Work through the data below and give the number of lines holding "watermark", nothing more.

____

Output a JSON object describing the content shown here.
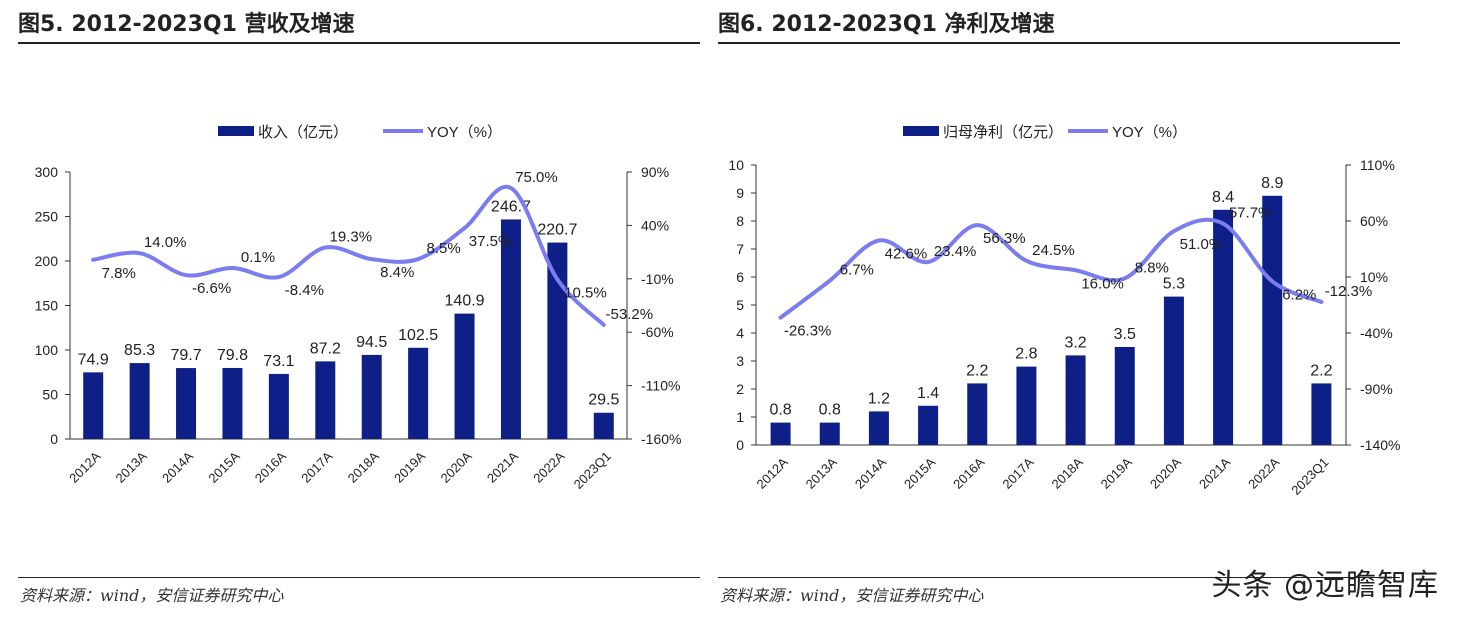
{
  "colors": {
    "bar": "#0e2088",
    "line": "#7b7cf0"
  },
  "watermark": "头条 @远瞻智库",
  "charts": [
    {
      "title": "图5. 2012-2023Q1 营收及增速",
      "source": "资料来源：wind，安信证券研究中心"
    },
    {
      "title": "图6. 2012-2023Q1 净利及增速",
      "source": "资料来源：wind，安信证券研究中心"
    }
  ],
  "chart_data": [
    {
      "type": "bar+line",
      "categories": [
        "2012A",
        "2013A",
        "2014A",
        "2015A",
        "2016A",
        "2017A",
        "2018A",
        "2019A",
        "2020A",
        "2021A",
        "2022A",
        "2023Q1"
      ],
      "series": [
        {
          "name": "收入（亿元）",
          "type": "bar",
          "axis": "left",
          "values": [
            74.9,
            85.3,
            79.7,
            79.8,
            73.1,
            87.2,
            94.5,
            102.5,
            140.9,
            246.7,
            220.7,
            29.5
          ]
        },
        {
          "name": "YOY（%）",
          "type": "line",
          "axis": "right",
          "values": [
            7.8,
            14.0,
            -6.6,
            0.1,
            -8.4,
            19.3,
            8.4,
            8.5,
            37.5,
            75.0,
            -10.5,
            -53.2
          ]
        }
      ],
      "yleft": {
        "lim": [
          0,
          300
        ],
        "ticks": [
          0,
          50,
          100,
          150,
          200,
          250,
          300
        ]
      },
      "yright": {
        "lim": [
          -160,
          90
        ],
        "ticks": [
          "-160%",
          "-110%",
          "-60%",
          "-10%",
          "40%",
          "90%"
        ]
      },
      "legend": "top"
    },
    {
      "type": "bar+line",
      "categories": [
        "2012A",
        "2013A",
        "2014A",
        "2015A",
        "2016A",
        "2017A",
        "2018A",
        "2019A",
        "2020A",
        "2021A",
        "2022A",
        "2023Q1"
      ],
      "series": [
        {
          "name": "归母净利（亿元）",
          "type": "bar",
          "axis": "left",
          "values": [
            0.8,
            0.8,
            1.2,
            1.4,
            2.2,
            2.8,
            3.2,
            3.5,
            5.3,
            8.4,
            8.9,
            2.2
          ]
        },
        {
          "name": "YOY（%）",
          "type": "line",
          "axis": "right",
          "values": [
            -26.3,
            6.7,
            42.6,
            23.4,
            56.3,
            24.5,
            16.0,
            8.8,
            51.0,
            57.7,
            6.2,
            -12.3
          ]
        }
      ],
      "yleft": {
        "lim": [
          0,
          10
        ],
        "ticks": [
          0,
          1,
          2,
          3,
          4,
          5,
          6,
          7,
          8,
          9,
          10
        ]
      },
      "yright": {
        "lim": [
          -140,
          110
        ],
        "ticks": [
          "-140%",
          "-90%",
          "-40%",
          "10%",
          "60%",
          "110%"
        ]
      },
      "legend": "top"
    }
  ]
}
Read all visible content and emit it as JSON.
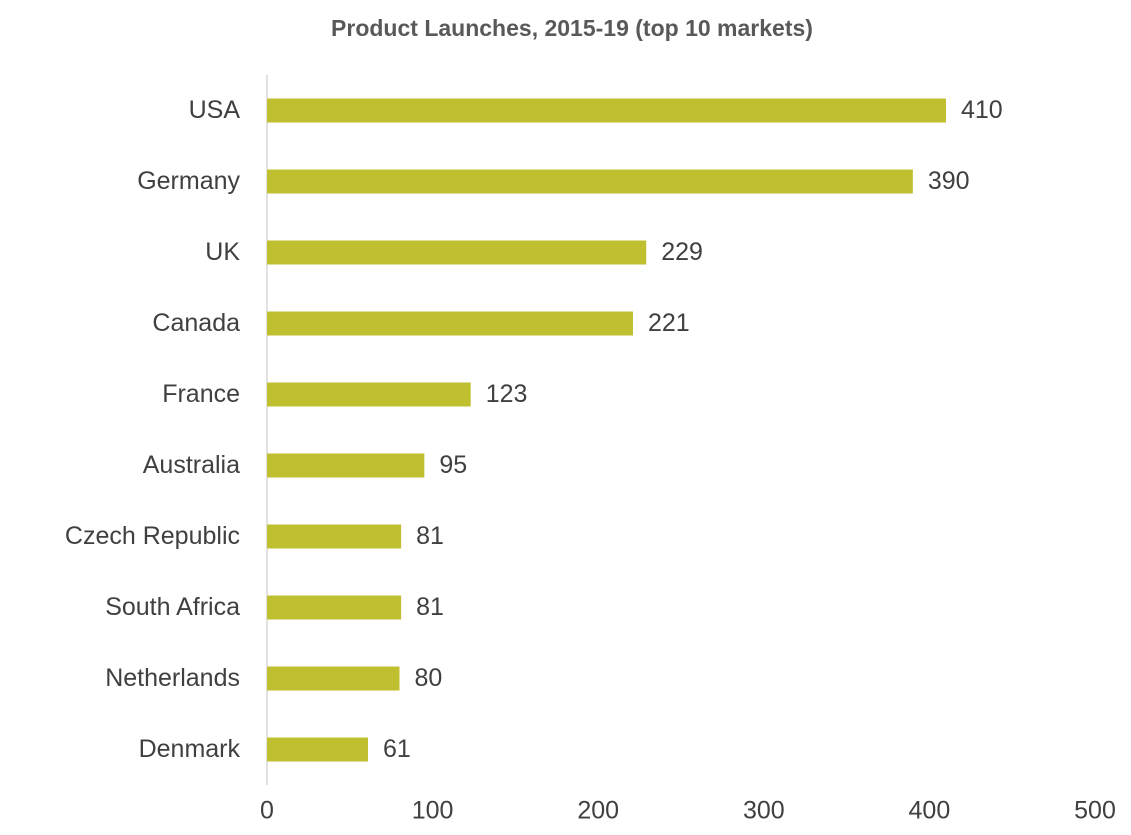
{
  "chart_data": {
    "type": "bar",
    "orientation": "horizontal",
    "title": "Product Launches, 2015-19 (top 10 markets)",
    "categories": [
      "USA",
      "Germany",
      "UK",
      "Canada",
      "France",
      "Australia",
      "Czech Republic",
      "South Africa",
      "Netherlands",
      "Denmark"
    ],
    "values": [
      410,
      390,
      229,
      221,
      123,
      95,
      81,
      81,
      80,
      61
    ],
    "color": "#c0bf30",
    "xlim": [
      0,
      500
    ],
    "xticks": [
      0,
      100,
      200,
      300,
      400,
      500
    ],
    "grid": false
  }
}
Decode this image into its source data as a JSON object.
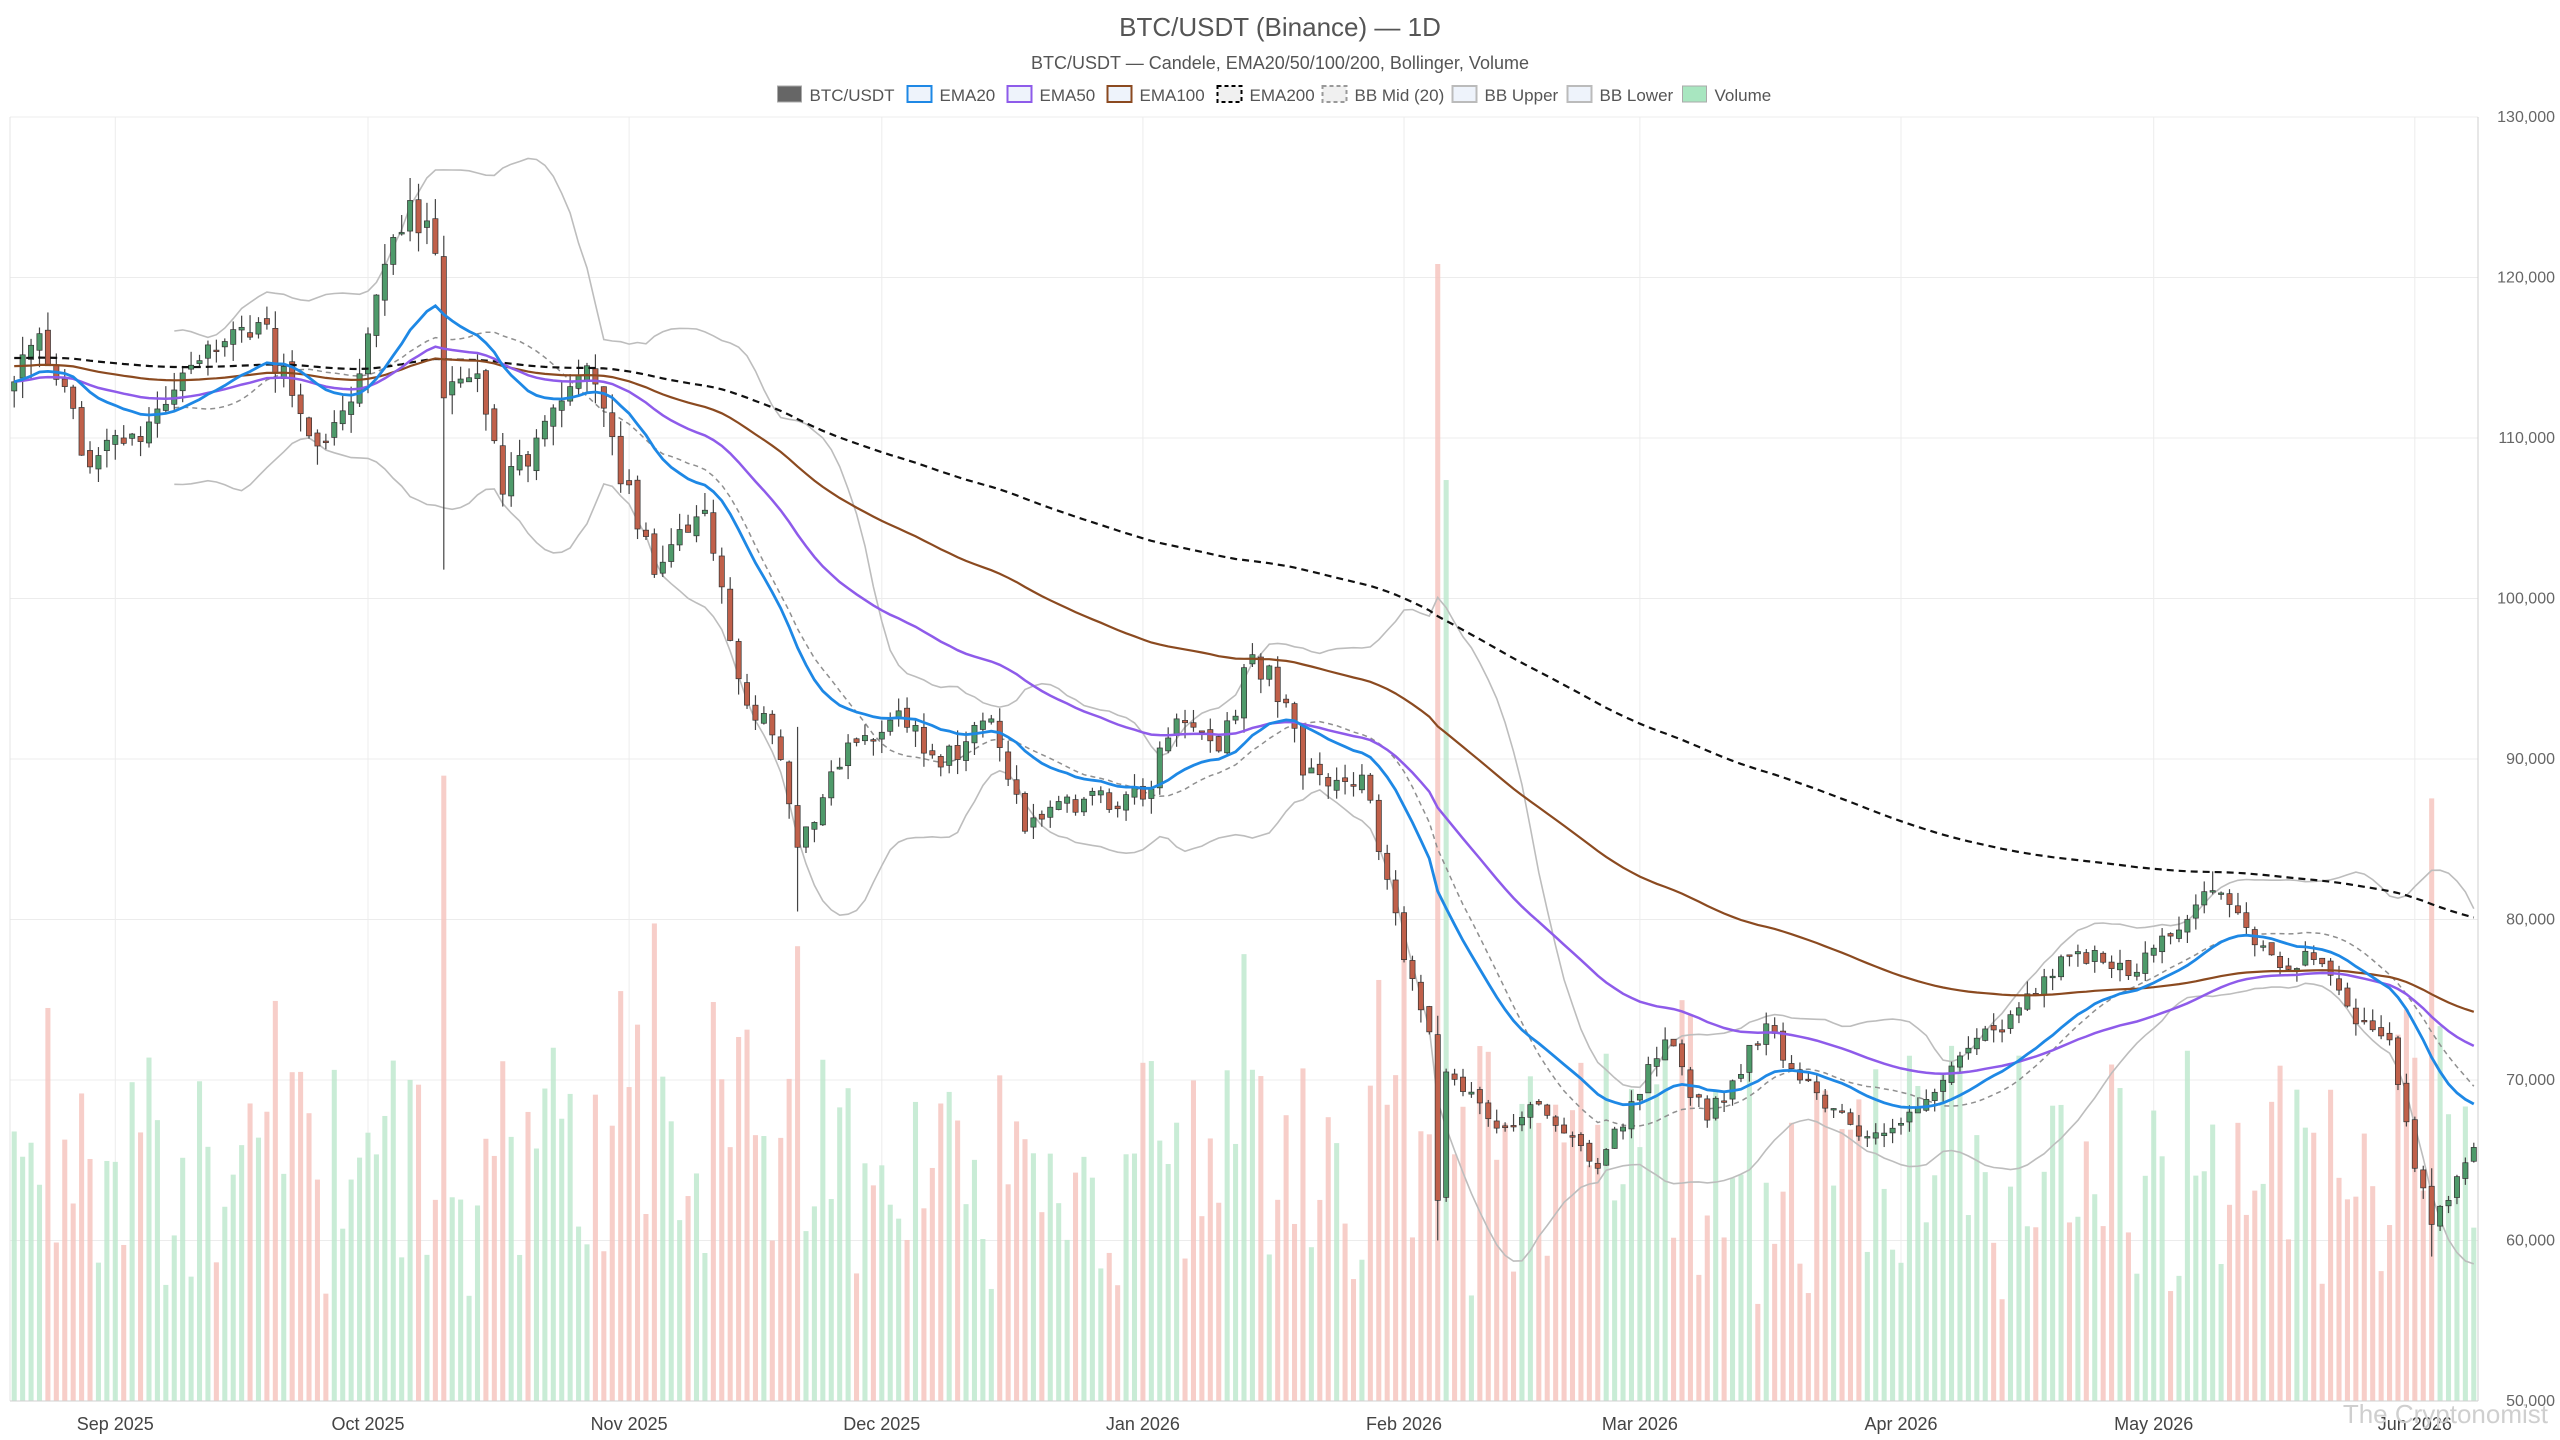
{
  "header": {
    "title": "BTC/USDT (Binance) — 1D",
    "subtitle": "BTC/USDT — Candele, EMA20/50/100/200, Bollinger, Volume"
  },
  "legend": [
    {
      "label": "BTC/USDT",
      "color": "#666666",
      "style": "solid-box"
    },
    {
      "label": "EMA20",
      "color": "#1e88e5",
      "style": "line"
    },
    {
      "label": "EMA50",
      "color": "#8e5bea",
      "style": "line"
    },
    {
      "label": "EMA100",
      "color": "#8b4a20",
      "style": "line"
    },
    {
      "label": "EMA200",
      "color": "#000000",
      "style": "dashed"
    },
    {
      "label": "BB Mid (20)",
      "color": "#999999",
      "style": "dashed"
    },
    {
      "label": "BB Upper",
      "color": "#bbbbbb",
      "style": "line"
    },
    {
      "label": "BB Lower",
      "color": "#bbbbbb",
      "style": "line"
    },
    {
      "label": "Volume",
      "color": "#a8e6c0",
      "style": "solid-box"
    }
  ],
  "watermark": "The Cryptonomist",
  "chart_data": {
    "type": "candlestick",
    "interval": "1D",
    "x_start": "2025-08-20",
    "x_end": "2026-06-08",
    "ylim": [
      50000,
      130000
    ],
    "y_ticks": [
      "50,000",
      "60,000",
      "70,000",
      "80,000",
      "90,000",
      "100,000",
      "110,000",
      "120,000",
      "130,000"
    ],
    "y_tick_values": [
      50000,
      60000,
      70000,
      80000,
      90000,
      100000,
      110000,
      120000,
      130000
    ],
    "y_axis_position": "right",
    "x_ticks": [
      {
        "label": "Sep 2025",
        "date": "2025-09-01"
      },
      {
        "label": "Oct 2025",
        "date": "2025-10-01"
      },
      {
        "label": "Nov 2025",
        "date": "2025-11-01"
      },
      {
        "label": "Dec 2025",
        "date": "2025-12-01"
      },
      {
        "label": "Jan 2026",
        "date": "2026-01-01"
      },
      {
        "label": "Feb 2026",
        "date": "2026-02-01"
      },
      {
        "label": "Mar 2026",
        "date": "2026-03-01"
      },
      {
        "label": "Apr 2026",
        "date": "2026-04-01"
      },
      {
        "label": "May 2026",
        "date": "2026-05-01"
      },
      {
        "label": "Jun 2026",
        "date": "2026-06-01"
      }
    ],
    "grid": true,
    "colors": {
      "up": "#4e9a6a",
      "down": "#c0604a",
      "volume_up": "#bfe9cf",
      "volume_down": "#f6c6bf"
    },
    "price_anchors": [
      {
        "date": "2025-08-20",
        "close": 113500
      },
      {
        "date": "2025-08-23",
        "close": 116500
      },
      {
        "date": "2025-08-29",
        "close": 108200
      },
      {
        "date": "2025-09-05",
        "close": 111000
      },
      {
        "date": "2025-09-12",
        "close": 115800
      },
      {
        "date": "2025-09-18",
        "close": 117200
      },
      {
        "date": "2025-09-25",
        "close": 109500
      },
      {
        "date": "2025-09-30",
        "close": 114000
      },
      {
        "date": "2025-10-04",
        "close": 122500
      },
      {
        "date": "2025-10-06",
        "close": 124800
      },
      {
        "date": "2025-10-09",
        "close": 121500
      },
      {
        "date": "2025-10-10",
        "close": 112500
      },
      {
        "date": "2025-10-14",
        "close": 114000
      },
      {
        "date": "2025-10-17",
        "close": 106500
      },
      {
        "date": "2025-10-21",
        "close": 110000
      },
      {
        "date": "2025-10-27",
        "close": 114500
      },
      {
        "date": "2025-11-04",
        "close": 101500
      },
      {
        "date": "2025-11-10",
        "close": 105500
      },
      {
        "date": "2025-11-14",
        "close": 95000
      },
      {
        "date": "2025-11-18",
        "close": 91500
      },
      {
        "date": "2025-11-21",
        "close": 84500
      },
      {
        "date": "2025-11-27",
        "close": 91000
      },
      {
        "date": "2025-12-03",
        "close": 93000
      },
      {
        "date": "2025-12-08",
        "close": 89500
      },
      {
        "date": "2025-12-14",
        "close": 92500
      },
      {
        "date": "2025-12-18",
        "close": 85500
      },
      {
        "date": "2025-12-25",
        "close": 87500
      },
      {
        "date": "2026-01-01",
        "close": 87500
      },
      {
        "date": "2026-01-05",
        "close": 92500
      },
      {
        "date": "2026-01-10",
        "close": 90500
      },
      {
        "date": "2026-01-14",
        "close": 96500
      },
      {
        "date": "2026-01-18",
        "close": 93500
      },
      {
        "date": "2026-01-20",
        "close": 89000
      },
      {
        "date": "2026-01-27",
        "close": 89000
      },
      {
        "date": "2026-01-30",
        "close": 82500
      },
      {
        "date": "2026-02-01",
        "close": 77500
      },
      {
        "date": "2026-02-04",
        "close": 73000
      },
      {
        "date": "2026-02-05",
        "close": 62500
      },
      {
        "date": "2026-02-06",
        "close": 70500
      },
      {
        "date": "2026-02-12",
        "close": 67000
      },
      {
        "date": "2026-02-17",
        "close": 68500
      },
      {
        "date": "2026-02-24",
        "close": 64500
      },
      {
        "date": "2026-03-04",
        "close": 72500
      },
      {
        "date": "2026-03-09",
        "close": 67500
      },
      {
        "date": "2026-03-16",
        "close": 73500
      },
      {
        "date": "2026-03-20",
        "close": 70000
      },
      {
        "date": "2026-03-27",
        "close": 66500
      },
      {
        "date": "2026-04-02",
        "close": 68000
      },
      {
        "date": "2026-04-08",
        "close": 71500
      },
      {
        "date": "2026-04-15",
        "close": 74500
      },
      {
        "date": "2026-04-22",
        "close": 78000
      },
      {
        "date": "2026-04-28",
        "close": 76500
      },
      {
        "date": "2026-05-05",
        "close": 80000
      },
      {
        "date": "2026-05-08",
        "close": 81800
      },
      {
        "date": "2026-05-12",
        "close": 79500
      },
      {
        "date": "2026-05-16",
        "close": 77000
      },
      {
        "date": "2026-05-20",
        "close": 77500
      },
      {
        "date": "2026-05-25",
        "close": 73500
      },
      {
        "date": "2026-05-29",
        "close": 72500
      },
      {
        "date": "2026-06-01",
        "close": 64500
      },
      {
        "date": "2026-06-03",
        "close": 61000
      },
      {
        "date": "2026-06-05",
        "close": 62500
      },
      {
        "date": "2026-06-08",
        "close": 65800
      }
    ],
    "volume_spikes": [
      {
        "date": "2025-10-10",
        "value": 0.55
      },
      {
        "date": "2025-11-04",
        "value": 0.42
      },
      {
        "date": "2025-11-21",
        "value": 0.4
      },
      {
        "date": "2026-02-05",
        "value": 1.0
      },
      {
        "date": "2026-02-06",
        "value": 0.81
      },
      {
        "date": "2026-06-03",
        "value": 0.53
      }
    ]
  }
}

____

» **Written response**:
2